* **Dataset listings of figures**
* * * *
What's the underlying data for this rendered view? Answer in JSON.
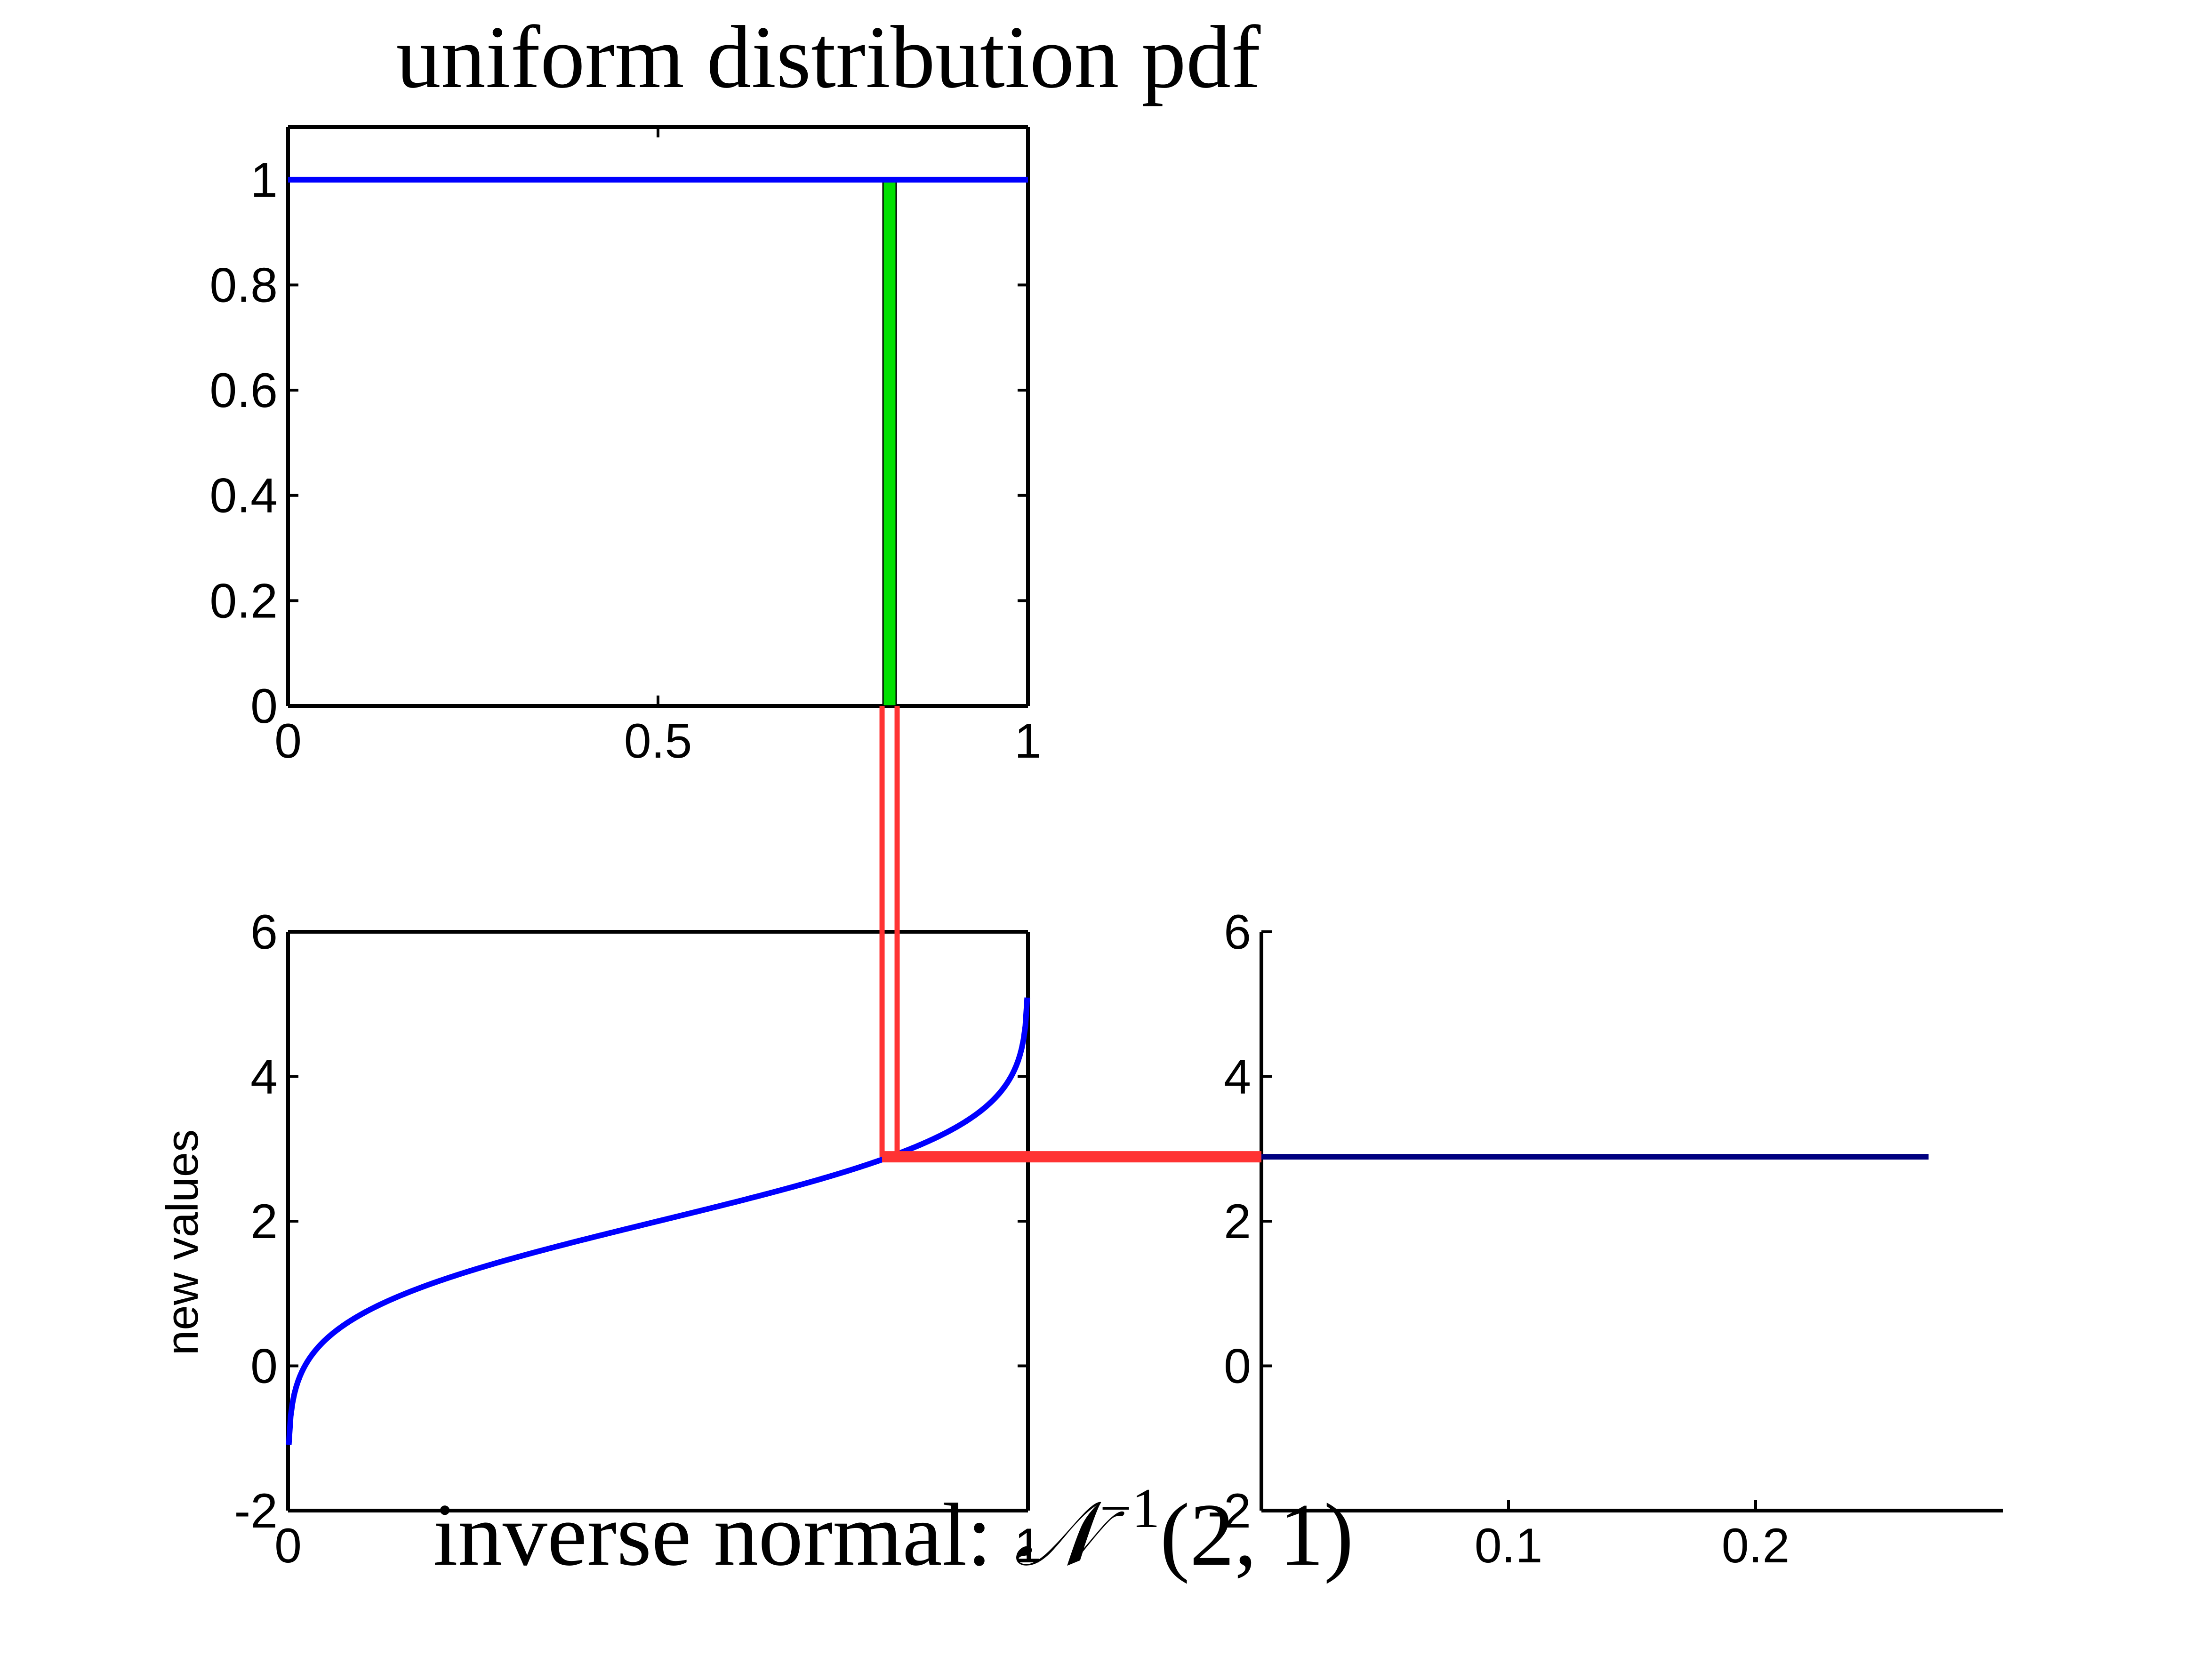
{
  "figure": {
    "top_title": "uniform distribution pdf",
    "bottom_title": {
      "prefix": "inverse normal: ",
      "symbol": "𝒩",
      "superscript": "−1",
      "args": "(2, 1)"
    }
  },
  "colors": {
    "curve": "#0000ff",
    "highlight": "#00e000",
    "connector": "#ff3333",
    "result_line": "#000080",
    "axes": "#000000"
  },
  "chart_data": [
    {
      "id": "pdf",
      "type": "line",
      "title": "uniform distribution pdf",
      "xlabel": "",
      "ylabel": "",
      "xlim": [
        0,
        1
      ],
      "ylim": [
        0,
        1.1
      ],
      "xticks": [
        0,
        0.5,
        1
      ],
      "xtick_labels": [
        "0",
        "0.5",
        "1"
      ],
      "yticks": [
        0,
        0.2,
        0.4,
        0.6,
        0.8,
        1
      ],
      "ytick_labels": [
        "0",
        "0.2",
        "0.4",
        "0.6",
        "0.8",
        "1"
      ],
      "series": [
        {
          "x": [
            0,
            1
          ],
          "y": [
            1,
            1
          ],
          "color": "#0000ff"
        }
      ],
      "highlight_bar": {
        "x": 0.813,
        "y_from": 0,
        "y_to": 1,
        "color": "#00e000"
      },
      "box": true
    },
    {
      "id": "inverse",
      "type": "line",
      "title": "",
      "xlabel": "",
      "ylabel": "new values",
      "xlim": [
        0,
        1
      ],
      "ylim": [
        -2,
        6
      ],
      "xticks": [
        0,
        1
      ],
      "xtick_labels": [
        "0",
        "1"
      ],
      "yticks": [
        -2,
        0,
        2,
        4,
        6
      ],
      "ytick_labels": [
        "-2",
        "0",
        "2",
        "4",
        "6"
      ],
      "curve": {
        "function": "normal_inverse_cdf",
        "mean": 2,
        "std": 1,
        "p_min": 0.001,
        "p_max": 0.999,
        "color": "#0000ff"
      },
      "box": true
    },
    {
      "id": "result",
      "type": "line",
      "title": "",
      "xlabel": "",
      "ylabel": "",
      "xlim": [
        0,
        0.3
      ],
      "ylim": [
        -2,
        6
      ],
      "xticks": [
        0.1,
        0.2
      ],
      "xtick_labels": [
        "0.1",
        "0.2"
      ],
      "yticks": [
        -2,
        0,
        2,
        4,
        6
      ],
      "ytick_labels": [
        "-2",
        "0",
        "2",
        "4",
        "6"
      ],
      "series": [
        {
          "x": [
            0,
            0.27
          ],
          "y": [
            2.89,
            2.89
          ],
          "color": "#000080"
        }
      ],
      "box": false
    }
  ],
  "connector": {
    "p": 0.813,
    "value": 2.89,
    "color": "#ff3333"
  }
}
* * * *
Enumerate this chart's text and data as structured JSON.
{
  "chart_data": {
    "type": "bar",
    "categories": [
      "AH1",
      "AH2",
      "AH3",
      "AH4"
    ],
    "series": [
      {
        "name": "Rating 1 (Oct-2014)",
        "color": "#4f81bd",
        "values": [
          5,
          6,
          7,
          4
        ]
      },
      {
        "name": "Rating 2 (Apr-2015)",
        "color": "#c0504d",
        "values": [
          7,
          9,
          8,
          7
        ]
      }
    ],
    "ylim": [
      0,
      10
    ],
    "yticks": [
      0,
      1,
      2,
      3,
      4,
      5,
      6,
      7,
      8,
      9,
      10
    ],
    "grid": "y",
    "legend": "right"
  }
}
* * * *
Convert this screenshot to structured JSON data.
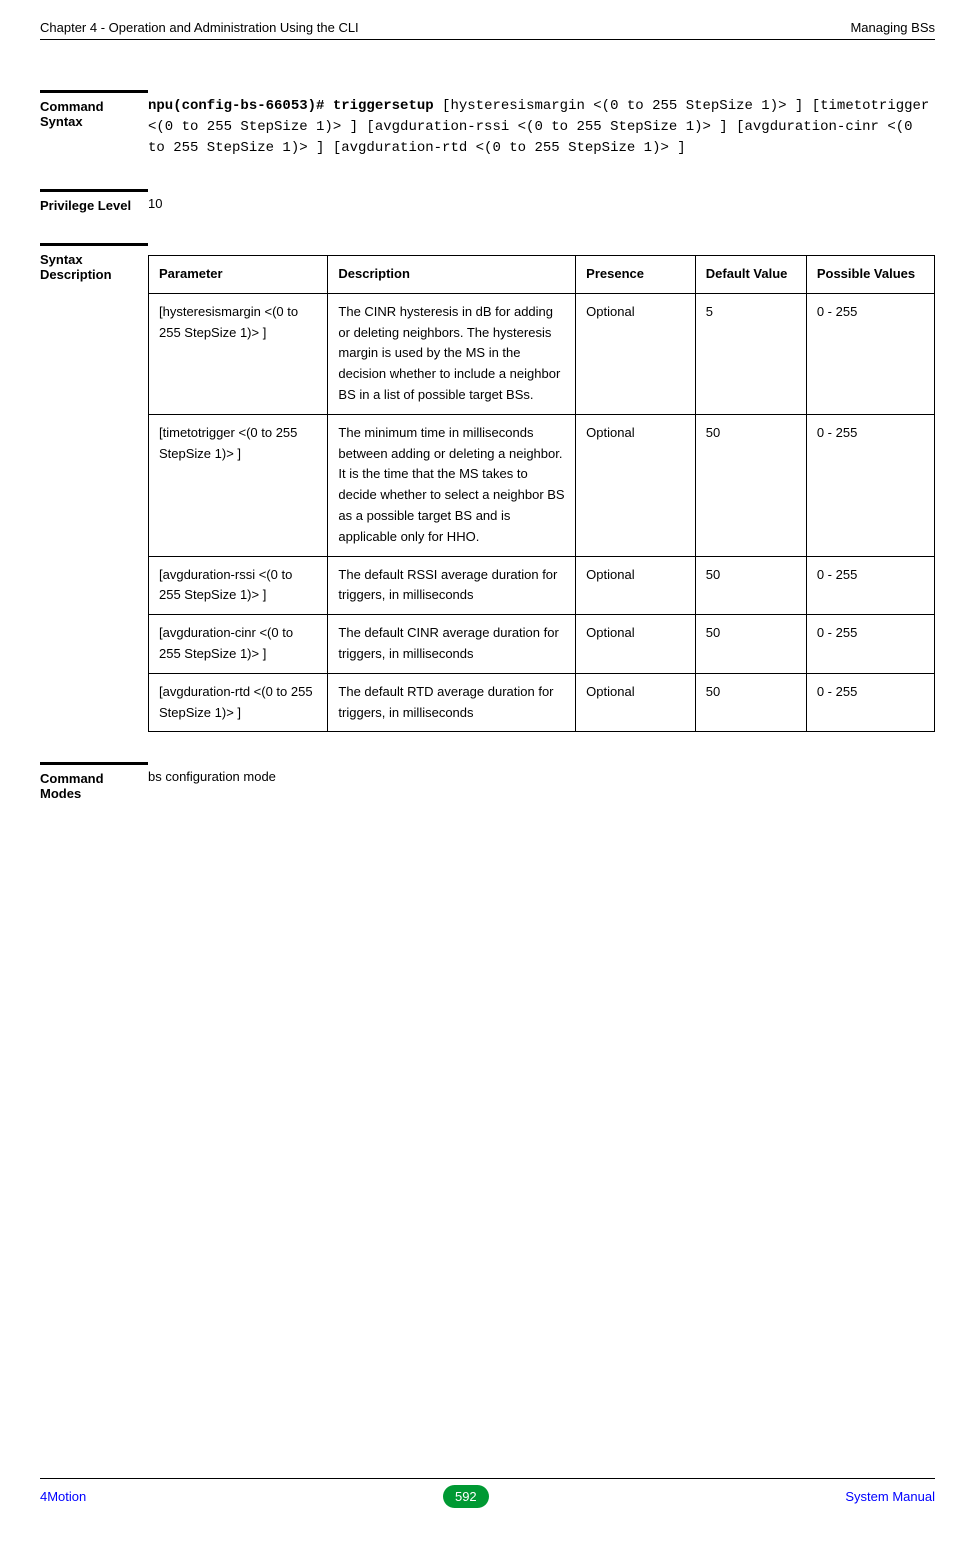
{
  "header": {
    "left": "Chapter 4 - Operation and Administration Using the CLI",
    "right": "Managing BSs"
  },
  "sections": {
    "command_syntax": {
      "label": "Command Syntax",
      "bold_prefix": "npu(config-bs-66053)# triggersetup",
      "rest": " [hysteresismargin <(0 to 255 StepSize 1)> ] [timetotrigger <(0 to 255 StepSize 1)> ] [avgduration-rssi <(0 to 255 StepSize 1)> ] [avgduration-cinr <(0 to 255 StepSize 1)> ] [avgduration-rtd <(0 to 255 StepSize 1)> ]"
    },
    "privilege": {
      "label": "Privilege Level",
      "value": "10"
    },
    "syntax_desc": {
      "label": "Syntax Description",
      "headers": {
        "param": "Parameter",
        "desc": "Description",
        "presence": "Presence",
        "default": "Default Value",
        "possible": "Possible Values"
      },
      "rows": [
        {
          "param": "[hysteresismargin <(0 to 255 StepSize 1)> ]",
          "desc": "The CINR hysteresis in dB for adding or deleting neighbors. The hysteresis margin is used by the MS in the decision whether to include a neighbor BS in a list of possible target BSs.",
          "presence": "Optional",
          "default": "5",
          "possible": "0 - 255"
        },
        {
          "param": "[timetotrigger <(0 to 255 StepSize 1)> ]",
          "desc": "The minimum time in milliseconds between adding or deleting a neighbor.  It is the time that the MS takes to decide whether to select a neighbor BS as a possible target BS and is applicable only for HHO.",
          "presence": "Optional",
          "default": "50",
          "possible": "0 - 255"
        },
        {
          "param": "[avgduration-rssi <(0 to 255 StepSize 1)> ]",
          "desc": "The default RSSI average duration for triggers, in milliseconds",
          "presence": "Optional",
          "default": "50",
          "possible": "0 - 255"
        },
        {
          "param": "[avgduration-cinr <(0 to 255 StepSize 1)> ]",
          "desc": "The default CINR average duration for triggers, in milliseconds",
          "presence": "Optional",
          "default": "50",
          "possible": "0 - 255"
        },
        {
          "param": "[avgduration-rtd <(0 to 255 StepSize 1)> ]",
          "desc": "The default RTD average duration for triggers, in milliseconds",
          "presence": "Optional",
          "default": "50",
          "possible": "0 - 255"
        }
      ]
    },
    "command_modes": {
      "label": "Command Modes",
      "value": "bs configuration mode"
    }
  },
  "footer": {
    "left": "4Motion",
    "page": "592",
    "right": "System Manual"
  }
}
* * * *
* **Your instructions**
Select and copy every line of the material that holds the string "target".

* **Answer for this exercise**
          "desc": "The CINR hysteresis in dB for adding or deleting neighbors. The hysteresis margin is used by the MS in the decision whether to include a neighbor BS in a list of possible target BSs.",
          "desc": "The minimum time in milliseconds between adding or deleting a neighbor.  It is the time that the MS takes to decide whether to select a neighbor BS as a possible target BS and is applicable only for HHO.",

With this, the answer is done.